__REQUIRED TASK__. Pick out the lines below that contain the string "date" and copy them all.

-------- INPUT MATERIAL

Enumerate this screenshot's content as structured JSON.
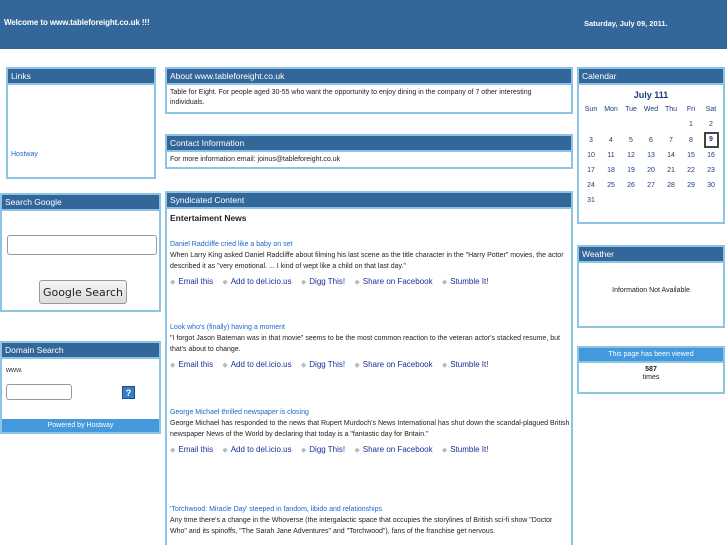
{
  "header": {
    "welcome": "Welcome to www.tableforeight.co.uk !!!",
    "date": "Saturday, July 09, 2011."
  },
  "links": {
    "title": "Links",
    "items": [
      "Hostway"
    ]
  },
  "google_search": {
    "title": "Search Google",
    "input_value": "",
    "button_label": "Google Search"
  },
  "domain_search": {
    "title": "Domain Search",
    "prefix": "www.",
    "input_value": "",
    "help_label": "?",
    "powered_by": "Powered by Hostway"
  },
  "about": {
    "title": "About www.tableforeight.co.uk",
    "text": "Table for Eight. For people aged 30-55 who want the opportunity to enjoy dining in the company of 7 other interesting individuals."
  },
  "contact": {
    "title": "Contact Information",
    "text": "For more information email: joinus@tableforeight.co.uk"
  },
  "syndicated": {
    "title": "Syndicated Content",
    "subtitle": "Entertaiment News",
    "actions": [
      "Email this",
      "Add to del.icio.us",
      "Digg This!",
      "Share on Facebook",
      "Stumble It!"
    ],
    "items": [
      {
        "title": "Daniel Radcliffe cried like a baby on set",
        "desc": "When Larry King asked Daniel Radcliffe about filming his last scene as the title character in the \"Harry Potter\" movies, the actor described it as \"very emotional. ... I kind of wept like a child on that last day.\""
      },
      {
        "title": "Look who's (finally) having a moment",
        "desc": "\"I forgot Jason Bateman was in that movie\" seems to be the most common reaction to the veteran actor's stacked resume, but that's about to change."
      },
      {
        "title": "George Michael thrilled newspaper is closing",
        "desc": "George Michael has responded to the news that Rupert Murdoch's News International has shut down the scandal-plagued British newspaper News of the World by declaring that today is a \"fantastic day for Britain.\""
      },
      {
        "title": "'Torchwood: Miracle Day' steeped in fandom, libido and relationships",
        "desc": "Any time there's a change in the Whoverse (the intergalactic space that occupies the storylines of British sci-fi show \"Doctor Who\" and its spinoffs, \"The Sarah Jane Adventures\" and \"Torchwood\"), fans of the franchise get nervous."
      }
    ]
  },
  "calendar": {
    "title": "Calendar",
    "month": "July 111",
    "weekdays": [
      "Sun",
      "Mon",
      "Tue",
      "Wed",
      "Thu",
      "Fri",
      "Sat"
    ],
    "weeks": [
      [
        "",
        "",
        "",
        "",
        "",
        "1",
        "2"
      ],
      [
        "3",
        "4",
        "5",
        "6",
        "7",
        "8",
        "9"
      ],
      [
        "10",
        "11",
        "12",
        "13",
        "14",
        "15",
        "16"
      ],
      [
        "17",
        "18",
        "19",
        "20",
        "21",
        "22",
        "23"
      ],
      [
        "24",
        "25",
        "26",
        "27",
        "28",
        "29",
        "30"
      ],
      [
        "31",
        "",
        "",
        "",
        "",
        "",
        ""
      ]
    ],
    "today": "9"
  },
  "weather": {
    "title": "Weather",
    "text": "Information Not Available"
  },
  "views": {
    "title": "This page has been viewed",
    "count": "587",
    "suffix": "times"
  },
  "colors": {
    "header_bg": "#336699",
    "border": "#8cc4e6",
    "accent": "#4499dd",
    "link": "#1a66cc"
  }
}
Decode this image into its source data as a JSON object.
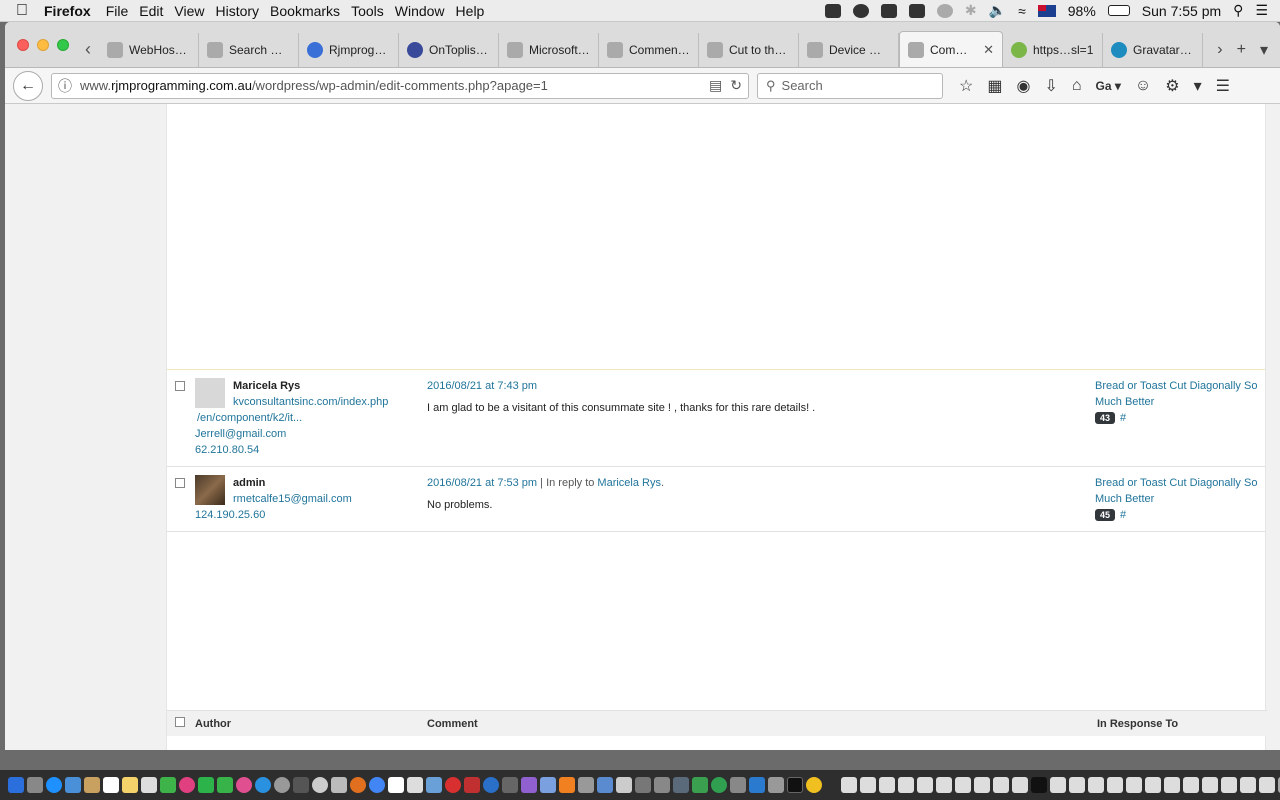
{
  "menubar": {
    "app": "Firefox",
    "items": [
      "File",
      "Edit",
      "View",
      "History",
      "Bookmarks",
      "Tools",
      "Window",
      "Help"
    ],
    "battery": "98%",
    "clock": "Sun 7:55 pm"
  },
  "tabs": [
    {
      "label": "WebHost…",
      "icon": "page-icon"
    },
    {
      "label": "Search C…",
      "icon": "page-icon"
    },
    {
      "label": "Rjmprogr…",
      "icon": "letter-a-icon"
    },
    {
      "label": "OnToplist…",
      "icon": "globe-icon"
    },
    {
      "label": "Microsoft…",
      "icon": "page-icon"
    },
    {
      "label": "Commen…",
      "icon": "page-icon"
    },
    {
      "label": "Cut to th…",
      "icon": "page-icon"
    },
    {
      "label": "Device M…",
      "icon": "page-icon"
    },
    {
      "label": "Com…",
      "icon": "page-icon",
      "active": true
    },
    {
      "label": "https…sl=1",
      "icon": "leaf-icon"
    },
    {
      "label": "Gravatar …",
      "icon": "gravatar-icon"
    }
  ],
  "nav": {
    "url_prefix": "www.",
    "url_host": "rjmprogramming.com.au",
    "url_path": "/wordpress/wp-admin/edit-comments.php?apage=1",
    "search_placeholder": "Search",
    "profile_label": "Ga"
  },
  "comments": [
    {
      "author": "Maricela Rys",
      "url_line1": "kvconsultantsinc.com/index.php",
      "url_line2": "/en/component/k2/it...",
      "email": "Jerrell@gmail.com",
      "ip": "62.210.80.54",
      "date": "2016/08/21 at 7:43 pm",
      "reply_prefix": "",
      "reply_to": "",
      "text": "I am glad to be a visitant of this consummate site ! , thanks for this rare details! .",
      "response_title": "Bread or Toast Cut Diagonally So Much Better",
      "count": "43",
      "hash": "#"
    },
    {
      "author": "admin",
      "url_line1": "rmetcalfe15@gmail.com",
      "url_line2": "",
      "email": "",
      "ip": "124.190.25.60",
      "date": "2016/08/21 at 7:53 pm",
      "reply_prefix": " | In reply to ",
      "reply_to": "Maricela Rys",
      "text": "No problems.",
      "response_title": "Bread or Toast Cut Diagonally So Much Better",
      "count": "45",
      "hash": "#"
    }
  ],
  "table_footer": {
    "author": "Author",
    "comment": "Comment",
    "in_response_to": "In Response To"
  }
}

----------------

__EXERCISE ANSWER__.
    "date": "Saturday, July 09, 2011."
      "date": "2016/08/21 at 7:43 pm",
      "date": "2016/08/21 at 7:53 pm",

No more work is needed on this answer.